Each line of the material must be returned exactly.

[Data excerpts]
==*==
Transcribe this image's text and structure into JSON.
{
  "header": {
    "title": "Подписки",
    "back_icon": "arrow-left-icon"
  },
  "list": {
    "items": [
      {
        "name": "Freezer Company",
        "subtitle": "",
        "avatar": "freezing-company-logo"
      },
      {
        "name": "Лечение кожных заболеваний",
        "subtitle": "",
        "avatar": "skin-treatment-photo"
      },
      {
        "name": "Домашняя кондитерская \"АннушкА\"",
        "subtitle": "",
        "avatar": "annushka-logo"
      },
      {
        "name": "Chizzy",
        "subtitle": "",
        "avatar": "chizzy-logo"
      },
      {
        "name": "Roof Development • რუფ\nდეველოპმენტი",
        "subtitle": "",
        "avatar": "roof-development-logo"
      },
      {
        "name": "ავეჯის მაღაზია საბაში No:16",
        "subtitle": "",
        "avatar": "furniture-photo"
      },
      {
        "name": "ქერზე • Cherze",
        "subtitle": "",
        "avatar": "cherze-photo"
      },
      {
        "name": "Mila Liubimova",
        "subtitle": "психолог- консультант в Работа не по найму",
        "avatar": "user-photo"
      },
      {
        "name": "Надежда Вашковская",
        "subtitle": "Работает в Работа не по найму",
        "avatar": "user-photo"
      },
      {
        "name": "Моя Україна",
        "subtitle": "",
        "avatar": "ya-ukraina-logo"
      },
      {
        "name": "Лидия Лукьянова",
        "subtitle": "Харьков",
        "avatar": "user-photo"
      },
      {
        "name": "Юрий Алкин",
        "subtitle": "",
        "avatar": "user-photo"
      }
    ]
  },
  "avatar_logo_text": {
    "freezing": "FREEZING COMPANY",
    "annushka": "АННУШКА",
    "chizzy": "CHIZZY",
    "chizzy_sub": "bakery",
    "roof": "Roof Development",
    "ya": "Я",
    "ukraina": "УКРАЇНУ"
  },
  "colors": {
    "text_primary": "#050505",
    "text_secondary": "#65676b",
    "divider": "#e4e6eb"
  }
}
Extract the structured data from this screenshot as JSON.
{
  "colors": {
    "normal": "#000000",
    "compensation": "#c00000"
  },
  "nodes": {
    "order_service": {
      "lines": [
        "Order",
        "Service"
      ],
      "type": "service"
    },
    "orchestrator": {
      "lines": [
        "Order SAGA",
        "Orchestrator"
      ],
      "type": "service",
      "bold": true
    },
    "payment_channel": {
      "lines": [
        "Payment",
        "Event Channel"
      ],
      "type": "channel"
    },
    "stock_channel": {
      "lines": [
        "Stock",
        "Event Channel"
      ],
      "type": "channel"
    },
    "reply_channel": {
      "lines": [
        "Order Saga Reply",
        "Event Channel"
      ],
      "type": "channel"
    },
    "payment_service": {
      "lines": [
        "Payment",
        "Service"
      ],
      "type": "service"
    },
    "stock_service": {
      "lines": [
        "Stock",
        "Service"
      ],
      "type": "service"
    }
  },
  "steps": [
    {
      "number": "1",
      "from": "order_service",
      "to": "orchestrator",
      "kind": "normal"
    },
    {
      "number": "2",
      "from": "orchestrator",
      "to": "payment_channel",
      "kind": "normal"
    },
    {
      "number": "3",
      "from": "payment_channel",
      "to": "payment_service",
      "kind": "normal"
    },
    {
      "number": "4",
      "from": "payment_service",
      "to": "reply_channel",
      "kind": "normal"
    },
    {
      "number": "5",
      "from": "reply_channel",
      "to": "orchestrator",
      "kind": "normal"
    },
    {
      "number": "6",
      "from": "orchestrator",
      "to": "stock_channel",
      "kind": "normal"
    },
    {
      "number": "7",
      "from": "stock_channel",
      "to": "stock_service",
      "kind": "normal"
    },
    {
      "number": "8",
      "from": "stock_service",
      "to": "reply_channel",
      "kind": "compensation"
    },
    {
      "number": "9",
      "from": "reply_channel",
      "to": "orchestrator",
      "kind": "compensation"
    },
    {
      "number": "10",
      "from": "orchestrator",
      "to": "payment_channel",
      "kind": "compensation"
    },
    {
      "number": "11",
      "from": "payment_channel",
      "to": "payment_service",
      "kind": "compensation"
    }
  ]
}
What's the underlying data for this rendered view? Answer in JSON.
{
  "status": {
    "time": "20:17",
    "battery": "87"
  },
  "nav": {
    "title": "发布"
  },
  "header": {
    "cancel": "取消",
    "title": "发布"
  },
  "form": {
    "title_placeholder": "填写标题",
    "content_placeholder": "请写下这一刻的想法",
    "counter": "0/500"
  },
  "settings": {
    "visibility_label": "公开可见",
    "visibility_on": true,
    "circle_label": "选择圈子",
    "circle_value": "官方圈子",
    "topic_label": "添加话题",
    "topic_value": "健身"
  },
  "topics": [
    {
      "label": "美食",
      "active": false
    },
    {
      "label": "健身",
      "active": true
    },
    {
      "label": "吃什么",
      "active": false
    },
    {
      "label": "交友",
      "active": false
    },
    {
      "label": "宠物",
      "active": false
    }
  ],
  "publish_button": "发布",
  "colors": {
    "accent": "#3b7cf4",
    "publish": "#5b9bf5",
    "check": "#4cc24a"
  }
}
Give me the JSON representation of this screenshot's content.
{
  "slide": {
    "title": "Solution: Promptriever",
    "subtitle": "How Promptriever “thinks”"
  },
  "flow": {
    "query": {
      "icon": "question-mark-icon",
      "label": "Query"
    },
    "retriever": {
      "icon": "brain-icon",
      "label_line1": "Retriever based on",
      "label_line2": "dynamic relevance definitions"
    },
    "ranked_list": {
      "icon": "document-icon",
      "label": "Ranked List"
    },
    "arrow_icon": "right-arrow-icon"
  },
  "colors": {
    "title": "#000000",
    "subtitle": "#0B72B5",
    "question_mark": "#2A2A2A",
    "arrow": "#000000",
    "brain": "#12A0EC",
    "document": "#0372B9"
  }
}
==*==
**RESPONSE TO THIS EXERCISE:**
Transcribe this image's text and structure into JSON.
{
  "header": {
    "title": "Подписки",
    "back_icon": "arrow-left-icon"
  },
  "list": {
    "items": [
      {
        "name": "Freezer Company",
        "subtitle": "",
        "avatar": "freezing-company-logo"
      },
      {
        "name": "Лечение кожных заболеваний",
        "subtitle": "",
        "avatar": "skin-treatment-photo"
      },
      {
        "name": "Домашняя кондитерская \"АннушкА\"",
        "subtitle": "",
        "avatar": "annushka-logo"
      },
      {
        "name": "Chizzy",
        "subtitle": "",
        "avatar": "chizzy-logo"
      },
      {
        "name": "Roof Development • რუფ\nდეველოპმენტი",
        "subtitle": "",
        "avatar": "roof-development-logo"
      },
      {
        "name": "ავეჯის მაღაზია საბაში No:16",
        "subtitle": "",
        "avatar": "furniture-photo"
      },
      {
        "name": "ქერზე • Cherze",
        "subtitle": "",
        "avatar": "cherze-photo"
      },
      {
        "name": "Mila Liubimova",
        "subtitle": "психолог- консультант в Работа не по найму",
        "avatar": "user-photo"
      },
      {
        "name": "Надежда Вашковская",
        "subtitle": "Работает в Работа не по найму",
        "avatar": "user-photo"
      },
      {
        "name": "Моя Україна",
        "subtitle": "",
        "avatar": "ya-ukraina-logo"
      },
      {
        "name": "Лидия Лукьянова",
        "subtitle": "Харьков",
        "avatar": "user-photo"
      },
      {
        "name": "Юрий Алкин",
        "subtitle": "",
        "avatar": "user-photo"
      }
    ]
  },
  "avatar_logo_text": {
    "freezing": "FREEZING COMPANY",
    "annushka": "АННУШКА",
    "chizzy": "CHIZZY",
    "chizzy_sub": "bakery",
    "roof": "Roof Development",
    "ya": "Я",
    "ukraina": "УКРАЇНУ"
  },
  "colors": {
    "text_primary": "#050505",
    "text_secondary": "#65676b",
    "divider": "#e4e6eb"
  }
}
Extract the structured data from this screenshot as JSON.
{
  "colors": {
    "normal": "#000000",
    "compensation": "#c00000"
  },
  "nodes": {
    "order_service": {
      "lines": [
        "Order",
        "Service"
      ],
      "type": "service"
    },
    "orchestrator": {
      "lines": [
        "Order SAGA",
        "Orchestrator"
      ],
      "type": "service",
      "bold": true
    },
    "payment_channel": {
      "lines": [
        "Payment",
        "Event Channel"
      ],
      "type": "channel"
    },
    "stock_channel": {
      "lines": [
        "Stock",
        "Event Channel"
      ],
      "type": "channel"
    },
    "reply_channel": {
      "lines": [
        "Order Saga Reply",
        "Event Channel"
      ],
      "type": "channel"
    },
    "payment_service": {
      "lines": [
        "Payment",
        "Service"
      ],
      "type": "service"
    },
    "stock_service": {
      "lines": [
        "Stock",
        "Service"
      ],
      "type": "service"
    }
  },
  "steps": [
    {
      "number": "1",
      "from": "order_service",
      "to": "orchestrator",
      "kind": "normal"
    },
    {
      "number": "2",
      "from": "orchestrator",
      "to": "payment_channel",
      "kind": "normal"
    },
    {
      "number": "3",
      "from": "payment_channel",
      "to": "payment_service",
      "kind": "normal"
    },
    {
      "number": "4",
      "from": "payment_service",
      "to": "reply_channel",
      "kind": "normal"
    },
    {
      "number": "5",
      "from": "reply_channel",
      "to": "orchestrator",
      "kind": "normal"
    },
    {
      "number": "6",
      "from": "orchestrator",
      "to": "stock_channel",
      "kind": "normal"
    },
    {
      "number": "7",
      "from": "stock_channel",
      "to": "stock_service",
      "kind": "normal"
    },
    {
      "number": "8",
      "from": "stock_service",
      "to": "reply_channel",
      "kind": "compensation"
    },
    {
      "number": "9",
      "from": "reply_channel",
      "to": "orchestrator",
      "kind": "compensation"
    },
    {
      "number": "10",
      "from": "orchestrator",
      "to": "payment_channel",
      "kind": "compensation"
    },
    {
      "number": "11",
      "from": "payment_channel",
      "to": "payment_service",
      "kind": "compensation"
    }
  ]
}
What's the underlying data for this rendered view? Answer in JSON.
{
  "status": {
    "time": "20:17",
    "battery": "87"
  },
  "nav": {
    "title": "发布"
  },
  "header": {
    "cancel": "取消",
    "title": "发布"
  },
  "form": {
    "title_placeholder": "填写标题",
    "content_placeholder": "请写下这一刻的想法",
    "counter": "0/500"
  },
  "settings": {
    "visibility_label": "公开可见",
    "visibility_on": true,
    "circle_label": "选择圈子",
    "circle_value": "官方圈子",
    "topic_label": "添加话题",
    "topic_value": "健身"
  },
  "topics": [
    {
      "label": "美食",
      "active": false
    },
    {
      "label": "健身",
      "active": true
    },
    {
      "label": "吃什么",
      "active": false
    },
    {
      "label": "交友",
      "active": false
    },
    {
      "label": "宠物",
      "active": false
    }
  ],
  "publish_button": "发布",
  "colors": {
    "accent": "#3b7cf4",
    "publish": "#5b9bf5",
    "check": "#4cc24a"
  }
}
Give me the JSON representation of this screenshot's content.
{
  "slide": {
    "title": "Solution: Promptriever",
    "subtitle": "How Promptriever “thinks”"
  },
  "flow": {
    "query": {
      "icon": "question-mark-icon",
      "label": "Query"
    },
    "retriever": {
      "icon": "brain-icon",
      "label_line1": "Retriever based on",
      "label_line2": "dynamic relevance definitions"
    },
    "ranked_list": {
      "icon": "document-icon",
      "label": "Ranked List"
    },
    "arrow_icon": "right-arrow-icon"
  },
  "colors": {
    "title": "#000000",
    "subtitle": "#0B72B5",
    "question_mark": "#2A2A2A",
    "arrow": "#000000",
    "brain": "#12A0EC",
    "document": "#0372B9"
  }
}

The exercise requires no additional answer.